◆ THE EXERCISE
Copy, in full, each line of the material that holds the word "Ejecución".

◆ PROVIDED DATA
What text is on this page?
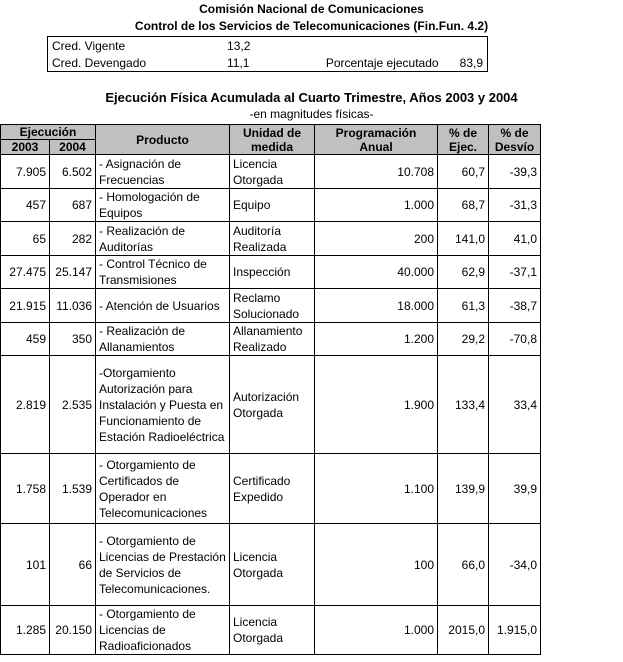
Comisión Nacional de Comunicaciones
Control de los Servicios de Telecomunicaciones (Fin.Fun. 4.2)
Cred. Vigente	13,2		
Cred. Devengado	11,1	Porcentaje ejecutado	83,9
Ejecución Física Acumulada al Cuarto Trimestre, Años 2003 y 2004
-en magnitudes físicas-
Ejecución		Producto	Unidad de medida	Programación Anual	% de Ejec.	% de Desvío
2003	2004					
7.905	6.502	- Asignación de Frecuencias	Licencia Otorgada	10.708	60,7	-39,3
457	687	- Homologación de Equipos	Equipo	1.000	68,7	-31,3
65	282	- Realización de Auditorías	Auditoría Realizada	200	141,0	41,0
27.475	25.147	- Control Técnico de Transmisiones	Inspección	40.000	62,9	-37,1
21.915	11.036	- Atención de Usuarios	Reclamo Solucionado	18.000	61,3	-38,7
459	350	- Realización de Allanamientos	Allanamiento Realizado	1.200	29,2	-70,8
2.819	2.535	-Otorgamiento Autorización para Instalación y Puesta en Funcionamiento de Estación Radioeléctrica	Autorización Otorgada	1.900	133,4	33,4
1.758	1.539	- Otorgamiento de Certificados de Operador en Telecomunicaciones	Certificado Expedido	1.100	139,9	39,9
101	66	- Otorgamiento de Licencias de Prestación de Servicios de Telecomunicaciones.	Licencia Otorgada	100	66,0	-34,0
1.285	20.150	- Otorgamiento de Licencias de Radioaficionados	Licencia Otorgada	1.000	2015,0	1.915,0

◆ FINAL RESULT
Ejecución Física Acumulada al Cuarto Trimestre, Años 2003 y 2004
Ejecución		Producto	Unidad de medida	Programación Anual	% de Ejec.	% de Desvío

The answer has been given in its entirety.